:: Challenge ::
Omit the images. Copy each entry word for word.

Stored data
>> begin
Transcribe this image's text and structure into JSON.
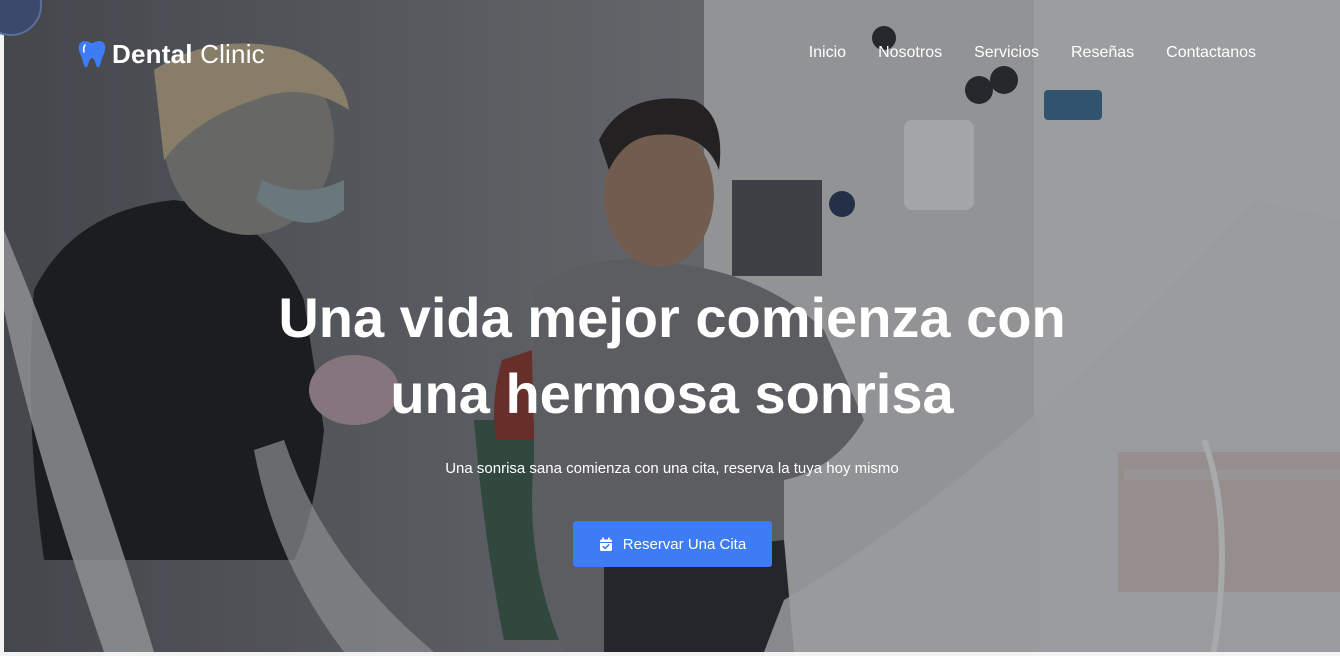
{
  "brand": {
    "name_bold": "Dental",
    "name_light": "Clinic",
    "icon": "tooth-icon",
    "accent": "#3e7cf6"
  },
  "nav": {
    "items": [
      {
        "label": "Inicio"
      },
      {
        "label": "Nosotros"
      },
      {
        "label": "Servicios"
      },
      {
        "label": "Reseñas"
      },
      {
        "label": "Contactanos"
      }
    ]
  },
  "hero": {
    "headline_line1": "Una vida mejor comienza con",
    "headline_line2": "una hermosa sonrisa",
    "subtitle": "Una sonrisa sana comienza con una cita, reserva la tuya hoy mismo",
    "cta_label": "Reservar Una Cita",
    "cta_icon": "calendar-check-icon",
    "cta_color": "#3e7cf6"
  }
}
>> end
:: Answer to this task ::
Transcribe this image's text and structure into JSON.
{
  "brand": {
    "name_bold": "Dental",
    "name_light": "Clinic",
    "icon": "tooth-icon",
    "accent": "#3e7cf6"
  },
  "nav": {
    "items": [
      {
        "label": "Inicio"
      },
      {
        "label": "Nosotros"
      },
      {
        "label": "Servicios"
      },
      {
        "label": "Reseñas"
      },
      {
        "label": "Contactanos"
      }
    ]
  },
  "hero": {
    "headline_line1": "Una vida mejor comienza con",
    "headline_line2": "una hermosa sonrisa",
    "subtitle": "Una sonrisa sana comienza con una cita, reserva la tuya hoy mismo",
    "cta_label": "Reservar Una Cita",
    "cta_icon": "calendar-check-icon",
    "cta_color": "#3e7cf6"
  }
}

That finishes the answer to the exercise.